Instructions for the task:
Only the number is wanted: how many lines hold the word "JSON"?

The input:
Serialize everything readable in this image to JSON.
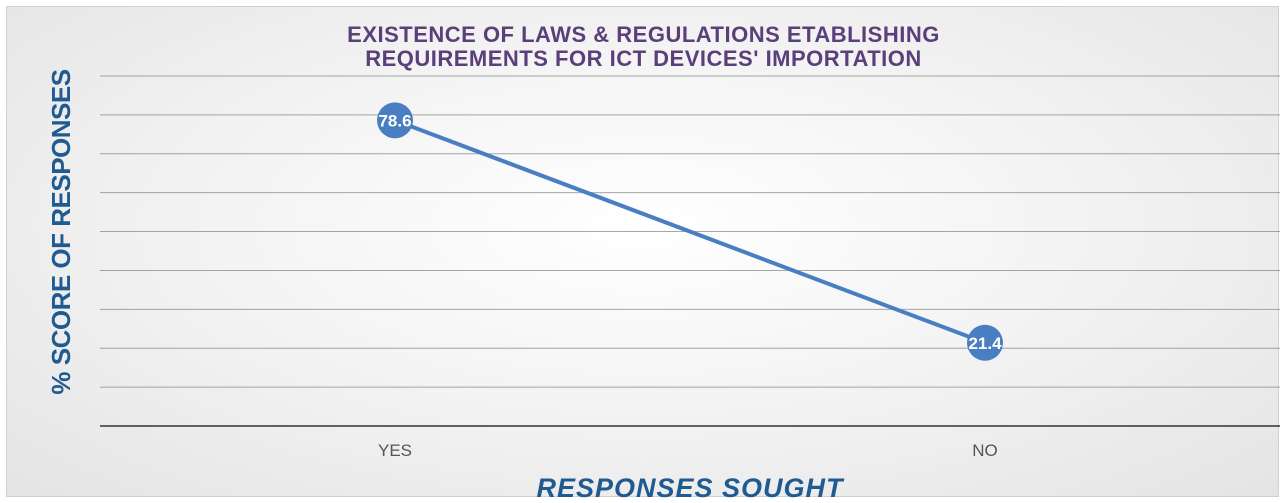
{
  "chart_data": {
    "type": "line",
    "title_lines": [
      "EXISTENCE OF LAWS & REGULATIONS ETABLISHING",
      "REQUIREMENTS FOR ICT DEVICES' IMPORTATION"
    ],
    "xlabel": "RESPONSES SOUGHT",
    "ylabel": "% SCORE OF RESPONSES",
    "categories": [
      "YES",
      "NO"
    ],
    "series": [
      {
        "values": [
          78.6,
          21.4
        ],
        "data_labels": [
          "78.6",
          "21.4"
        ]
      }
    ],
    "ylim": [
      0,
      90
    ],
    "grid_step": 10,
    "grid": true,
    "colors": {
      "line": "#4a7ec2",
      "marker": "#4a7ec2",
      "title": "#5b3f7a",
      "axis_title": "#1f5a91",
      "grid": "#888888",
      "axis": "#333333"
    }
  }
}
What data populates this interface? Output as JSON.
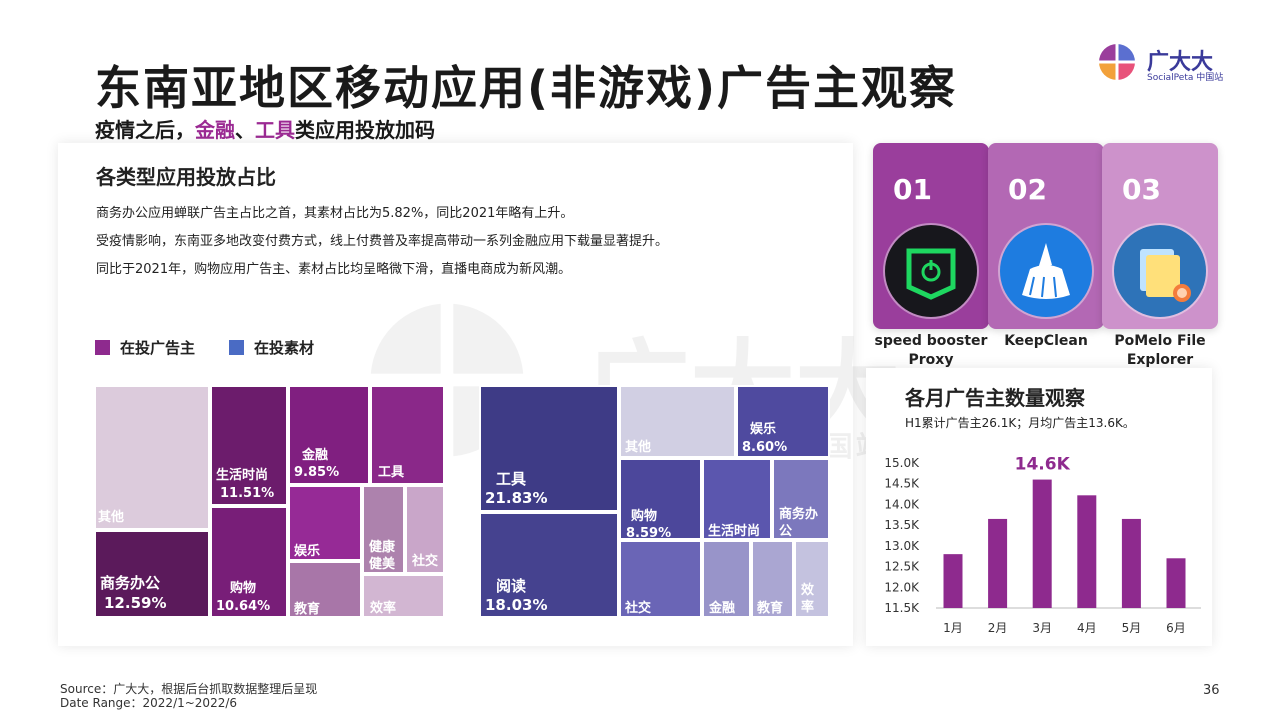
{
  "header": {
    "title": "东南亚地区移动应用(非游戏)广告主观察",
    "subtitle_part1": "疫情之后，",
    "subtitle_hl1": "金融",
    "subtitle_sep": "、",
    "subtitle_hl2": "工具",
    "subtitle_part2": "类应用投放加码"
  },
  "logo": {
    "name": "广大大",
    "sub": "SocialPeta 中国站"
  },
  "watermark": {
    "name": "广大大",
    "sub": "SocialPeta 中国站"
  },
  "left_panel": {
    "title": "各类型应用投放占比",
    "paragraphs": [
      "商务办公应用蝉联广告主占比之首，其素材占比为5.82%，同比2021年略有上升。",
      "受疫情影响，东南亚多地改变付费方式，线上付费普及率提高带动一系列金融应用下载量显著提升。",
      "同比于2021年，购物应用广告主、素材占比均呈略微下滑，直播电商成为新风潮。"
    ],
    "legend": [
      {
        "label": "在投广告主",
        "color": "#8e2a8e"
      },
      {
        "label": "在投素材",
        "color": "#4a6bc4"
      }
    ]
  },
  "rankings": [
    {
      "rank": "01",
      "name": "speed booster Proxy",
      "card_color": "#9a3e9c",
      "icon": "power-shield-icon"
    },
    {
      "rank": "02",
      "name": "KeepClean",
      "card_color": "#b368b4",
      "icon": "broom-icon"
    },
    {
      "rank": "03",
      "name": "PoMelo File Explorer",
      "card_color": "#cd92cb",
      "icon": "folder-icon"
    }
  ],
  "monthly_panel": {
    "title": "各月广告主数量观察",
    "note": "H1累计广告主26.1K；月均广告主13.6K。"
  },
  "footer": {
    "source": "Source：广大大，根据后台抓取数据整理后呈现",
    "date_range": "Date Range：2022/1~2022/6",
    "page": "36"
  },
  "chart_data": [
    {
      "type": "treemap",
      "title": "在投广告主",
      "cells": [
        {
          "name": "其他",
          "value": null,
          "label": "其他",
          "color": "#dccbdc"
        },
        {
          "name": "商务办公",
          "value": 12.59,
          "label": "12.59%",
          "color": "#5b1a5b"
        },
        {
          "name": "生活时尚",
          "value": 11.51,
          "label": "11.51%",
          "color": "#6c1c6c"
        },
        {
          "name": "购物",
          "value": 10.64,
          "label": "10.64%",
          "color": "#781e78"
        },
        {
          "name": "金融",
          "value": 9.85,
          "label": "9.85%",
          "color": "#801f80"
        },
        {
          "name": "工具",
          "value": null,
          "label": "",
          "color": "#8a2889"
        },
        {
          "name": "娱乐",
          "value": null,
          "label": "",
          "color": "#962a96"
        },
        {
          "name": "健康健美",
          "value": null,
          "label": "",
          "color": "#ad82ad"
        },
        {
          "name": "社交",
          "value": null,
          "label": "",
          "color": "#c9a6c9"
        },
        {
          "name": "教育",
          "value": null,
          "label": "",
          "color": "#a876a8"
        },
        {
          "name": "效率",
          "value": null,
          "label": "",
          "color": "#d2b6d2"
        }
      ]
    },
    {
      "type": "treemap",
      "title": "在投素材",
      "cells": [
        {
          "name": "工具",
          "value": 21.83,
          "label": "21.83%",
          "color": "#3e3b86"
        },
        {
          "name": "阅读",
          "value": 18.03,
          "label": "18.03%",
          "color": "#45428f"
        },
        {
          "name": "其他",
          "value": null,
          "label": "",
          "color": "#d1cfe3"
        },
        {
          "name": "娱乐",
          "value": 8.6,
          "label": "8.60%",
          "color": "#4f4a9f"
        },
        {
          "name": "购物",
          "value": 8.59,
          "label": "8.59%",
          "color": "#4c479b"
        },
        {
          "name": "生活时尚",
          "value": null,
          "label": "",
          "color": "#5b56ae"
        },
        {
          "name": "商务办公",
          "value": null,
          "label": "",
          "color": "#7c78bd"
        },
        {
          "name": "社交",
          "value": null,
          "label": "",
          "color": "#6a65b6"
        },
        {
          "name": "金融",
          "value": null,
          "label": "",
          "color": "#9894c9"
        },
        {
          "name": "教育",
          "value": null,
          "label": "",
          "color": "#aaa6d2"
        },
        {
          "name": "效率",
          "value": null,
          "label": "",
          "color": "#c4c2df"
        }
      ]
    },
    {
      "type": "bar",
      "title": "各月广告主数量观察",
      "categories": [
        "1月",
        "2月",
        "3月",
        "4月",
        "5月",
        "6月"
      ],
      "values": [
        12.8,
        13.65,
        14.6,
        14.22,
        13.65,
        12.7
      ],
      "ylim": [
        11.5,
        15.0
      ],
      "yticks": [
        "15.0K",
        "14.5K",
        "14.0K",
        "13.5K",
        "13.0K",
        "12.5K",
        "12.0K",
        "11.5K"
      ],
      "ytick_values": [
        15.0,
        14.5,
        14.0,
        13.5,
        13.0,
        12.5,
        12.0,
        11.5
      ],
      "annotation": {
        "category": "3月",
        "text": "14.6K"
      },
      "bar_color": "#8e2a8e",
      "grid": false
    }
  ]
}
==
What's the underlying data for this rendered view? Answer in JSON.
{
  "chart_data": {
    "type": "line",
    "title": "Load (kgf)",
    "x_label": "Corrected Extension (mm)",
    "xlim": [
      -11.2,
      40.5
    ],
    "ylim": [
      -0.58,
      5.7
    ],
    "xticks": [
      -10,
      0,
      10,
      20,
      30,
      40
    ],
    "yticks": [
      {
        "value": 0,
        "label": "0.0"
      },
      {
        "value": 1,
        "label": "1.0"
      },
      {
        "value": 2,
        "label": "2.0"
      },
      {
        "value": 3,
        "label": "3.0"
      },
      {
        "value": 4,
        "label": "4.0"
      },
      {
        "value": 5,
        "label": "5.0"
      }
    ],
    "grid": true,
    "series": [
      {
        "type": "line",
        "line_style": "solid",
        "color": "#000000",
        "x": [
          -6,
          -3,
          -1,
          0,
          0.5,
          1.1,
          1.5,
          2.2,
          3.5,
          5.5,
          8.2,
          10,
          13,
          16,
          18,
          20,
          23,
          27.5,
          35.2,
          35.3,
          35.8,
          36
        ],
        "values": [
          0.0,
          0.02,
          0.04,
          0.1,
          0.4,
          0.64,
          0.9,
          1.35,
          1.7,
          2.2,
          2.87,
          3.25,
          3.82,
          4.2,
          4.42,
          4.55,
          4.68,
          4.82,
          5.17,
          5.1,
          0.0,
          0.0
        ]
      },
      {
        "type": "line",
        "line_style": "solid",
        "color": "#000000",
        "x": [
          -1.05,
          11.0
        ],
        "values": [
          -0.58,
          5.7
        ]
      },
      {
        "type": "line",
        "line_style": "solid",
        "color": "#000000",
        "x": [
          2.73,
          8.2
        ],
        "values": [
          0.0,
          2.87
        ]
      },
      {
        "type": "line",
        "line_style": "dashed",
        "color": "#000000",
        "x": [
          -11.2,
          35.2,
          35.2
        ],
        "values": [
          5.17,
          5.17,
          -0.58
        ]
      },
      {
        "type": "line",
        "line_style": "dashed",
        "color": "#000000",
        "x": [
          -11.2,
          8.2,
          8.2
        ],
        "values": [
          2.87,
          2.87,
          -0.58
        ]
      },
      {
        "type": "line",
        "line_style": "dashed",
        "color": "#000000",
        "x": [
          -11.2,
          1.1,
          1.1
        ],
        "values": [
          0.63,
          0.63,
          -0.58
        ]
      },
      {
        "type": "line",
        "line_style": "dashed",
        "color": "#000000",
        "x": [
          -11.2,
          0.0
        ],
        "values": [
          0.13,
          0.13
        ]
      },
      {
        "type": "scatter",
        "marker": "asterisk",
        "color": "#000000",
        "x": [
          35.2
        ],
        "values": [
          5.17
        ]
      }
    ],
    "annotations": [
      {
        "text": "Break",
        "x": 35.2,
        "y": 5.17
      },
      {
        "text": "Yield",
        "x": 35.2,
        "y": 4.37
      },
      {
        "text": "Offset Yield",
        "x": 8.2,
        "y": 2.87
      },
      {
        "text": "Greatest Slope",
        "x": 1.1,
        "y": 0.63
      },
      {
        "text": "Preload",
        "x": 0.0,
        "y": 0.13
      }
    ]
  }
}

Exercise response:
3